DATA SUPPLIED>
=======
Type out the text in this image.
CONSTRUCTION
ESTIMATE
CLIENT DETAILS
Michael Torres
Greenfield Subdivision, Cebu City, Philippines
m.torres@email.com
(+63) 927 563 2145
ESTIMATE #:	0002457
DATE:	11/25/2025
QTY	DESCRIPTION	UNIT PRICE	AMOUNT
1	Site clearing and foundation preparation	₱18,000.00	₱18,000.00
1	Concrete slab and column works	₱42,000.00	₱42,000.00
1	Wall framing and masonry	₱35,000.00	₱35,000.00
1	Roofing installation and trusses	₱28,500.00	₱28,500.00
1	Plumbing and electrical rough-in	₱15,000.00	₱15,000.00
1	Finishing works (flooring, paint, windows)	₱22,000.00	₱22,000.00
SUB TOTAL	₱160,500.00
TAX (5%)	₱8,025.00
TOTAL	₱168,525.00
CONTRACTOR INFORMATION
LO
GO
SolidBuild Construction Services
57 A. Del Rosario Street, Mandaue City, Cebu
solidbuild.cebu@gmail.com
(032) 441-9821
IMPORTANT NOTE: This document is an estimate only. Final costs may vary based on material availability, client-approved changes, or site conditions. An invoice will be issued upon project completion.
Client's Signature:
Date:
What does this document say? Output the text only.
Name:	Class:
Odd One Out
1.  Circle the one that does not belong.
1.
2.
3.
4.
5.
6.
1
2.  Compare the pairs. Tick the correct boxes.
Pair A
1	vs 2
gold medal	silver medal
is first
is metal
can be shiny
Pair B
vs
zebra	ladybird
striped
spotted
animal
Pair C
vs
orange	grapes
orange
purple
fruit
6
=======
TASK GOAL>
Restate the records, all of them, precisely as written.

TASK ANSWER>
Type out the text in this image.
CONSTRUCTION
ESTIMATE
CLIENT DETAILS
Michael Torres
Greenfield Subdivision, Cebu City, Philippines
m.torres@email.com
(+63) 927 563 2145
ESTIMATE #:	0002457
DATE:	11/25/2025
QTY	DESCRIPTION	UNIT PRICE	AMOUNT
1	Site clearing and foundation preparation	₱18,000.00	₱18,000.00
1	Concrete slab and column works	₱42,000.00	₱42,000.00
1	Wall framing and masonry	₱35,000.00	₱35,000.00
1	Roofing installation and trusses	₱28,500.00	₱28,500.00
1	Plumbing and electrical rough-in	₱15,000.00	₱15,000.00
1	Finishing works (flooring, paint, windows)	₱22,000.00	₱22,000.00
SUB TOTAL	₱160,500.00
TAX (5%)	₱8,025.00
TOTAL	₱168,525.00
CONTRACTOR INFORMATION
LO
GO
SolidBuild Construction Services
57 A. Del Rosario Street, Mandaue City, Cebu
solidbuild.cebu@gmail.com
(032) 441-9821
IMPORTANT NOTE: This document is an estimate only. Final costs may vary based on material availability, client-approved changes, or site conditions. An invoice will be issued upon project completion.
Client's Signature:
Date:
What does this document say? Output the text only.
Name:	Class:
Odd One Out
1.  Circle the one that does not belong.
1.
2.
3.
4.
5.
6.
1
2.  Compare the pairs. Tick the correct boxes.
Pair A
1	vs 2
gold medal	silver medal
is first
is metal
can be shiny
Pair B
vs
zebra	ladybird
striped
spotted
animal
Pair C
vs
orange	grapes
orange
purple
fruit
6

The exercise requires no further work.